DO THIS: Reproduce the listing word for word, leaving every picture behind.

— begin —

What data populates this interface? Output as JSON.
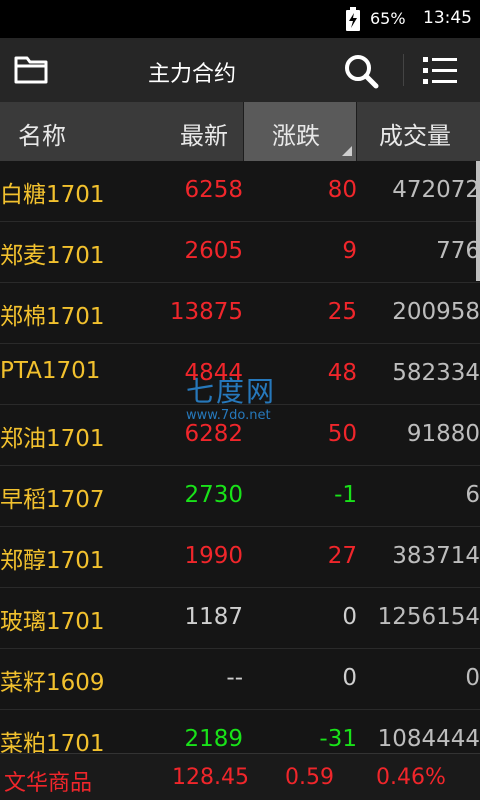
{
  "status_bar": {
    "battery": "65%",
    "time": "13:45"
  },
  "header": {
    "title": "主力合约"
  },
  "columns": {
    "name": "名称",
    "latest": "最新",
    "change": "涨跌",
    "volume": "成交量"
  },
  "rows": [
    {
      "name": "白糖1701",
      "latest": "6258",
      "change": "80",
      "volume": "472072",
      "trend": "up"
    },
    {
      "name": "郑麦1701",
      "latest": "2605",
      "change": "9",
      "volume": "776",
      "trend": "up"
    },
    {
      "name": "郑棉1701",
      "latest": "13875",
      "change": "25",
      "volume": "200958",
      "trend": "up"
    },
    {
      "name": "PTA1701",
      "latest": "4844",
      "change": "48",
      "volume": "582334",
      "trend": "up"
    },
    {
      "name": "郑油1701",
      "latest": "6282",
      "change": "50",
      "volume": "91880",
      "trend": "up"
    },
    {
      "name": "早稻1707",
      "latest": "2730",
      "change": "-1",
      "volume": "6",
      "trend": "down"
    },
    {
      "name": "郑醇1701",
      "latest": "1990",
      "change": "27",
      "volume": "383714",
      "trend": "up"
    },
    {
      "name": "玻璃1701",
      "latest": "1187",
      "change": "0",
      "volume": "1256154",
      "trend": "flat"
    },
    {
      "name": "菜籽1609",
      "latest": "--",
      "change": "0",
      "volume": "0",
      "trend": "flat"
    },
    {
      "name": "菜粕1701",
      "latest": "2189",
      "change": "-31",
      "volume": "1084444",
      "trend": "down"
    }
  ],
  "watermark": {
    "brand": "七度网",
    "site": "www.7do.net"
  },
  "ticker": {
    "name": "文华商品",
    "price": "128.45",
    "change": "0.59",
    "pct": "0.46%"
  },
  "colors": {
    "up": "#f0262b",
    "down": "#19e219",
    "flat": "#cfcfcf",
    "name": "#f2c12e"
  }
}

— end —

SOLUTION TO THIS EXERCISE:
What data populates this interface? Output as JSON.
{
  "status_bar": {
    "battery": "65%",
    "time": "13:45"
  },
  "header": {
    "title": "主力合约"
  },
  "columns": {
    "name": "名称",
    "latest": "最新",
    "change": "涨跌",
    "volume": "成交量"
  },
  "rows": [
    {
      "name": "白糖1701",
      "latest": "6258",
      "change": "80",
      "volume": "472072",
      "trend": "up"
    },
    {
      "name": "郑麦1701",
      "latest": "2605",
      "change": "9",
      "volume": "776",
      "trend": "up"
    },
    {
      "name": "郑棉1701",
      "latest": "13875",
      "change": "25",
      "volume": "200958",
      "trend": "up"
    },
    {
      "name": "PTA1701",
      "latest": "4844",
      "change": "48",
      "volume": "582334",
      "trend": "up"
    },
    {
      "name": "郑油1701",
      "latest": "6282",
      "change": "50",
      "volume": "91880",
      "trend": "up"
    },
    {
      "name": "早稻1707",
      "latest": "2730",
      "change": "-1",
      "volume": "6",
      "trend": "down"
    },
    {
      "name": "郑醇1701",
      "latest": "1990",
      "change": "27",
      "volume": "383714",
      "trend": "up"
    },
    {
      "name": "玻璃1701",
      "latest": "1187",
      "change": "0",
      "volume": "1256154",
      "trend": "flat"
    },
    {
      "name": "菜籽1609",
      "latest": "--",
      "change": "0",
      "volume": "0",
      "trend": "flat"
    },
    {
      "name": "菜粕1701",
      "latest": "2189",
      "change": "-31",
      "volume": "1084444",
      "trend": "down"
    }
  ],
  "watermark": {
    "brand": "七度网",
    "site": "www.7do.net"
  },
  "ticker": {
    "name": "文华商品",
    "price": "128.45",
    "change": "0.59",
    "pct": "0.46%"
  },
  "colors": {
    "up": "#f0262b",
    "down": "#19e219",
    "flat": "#cfcfcf",
    "name": "#f2c12e"
  }
}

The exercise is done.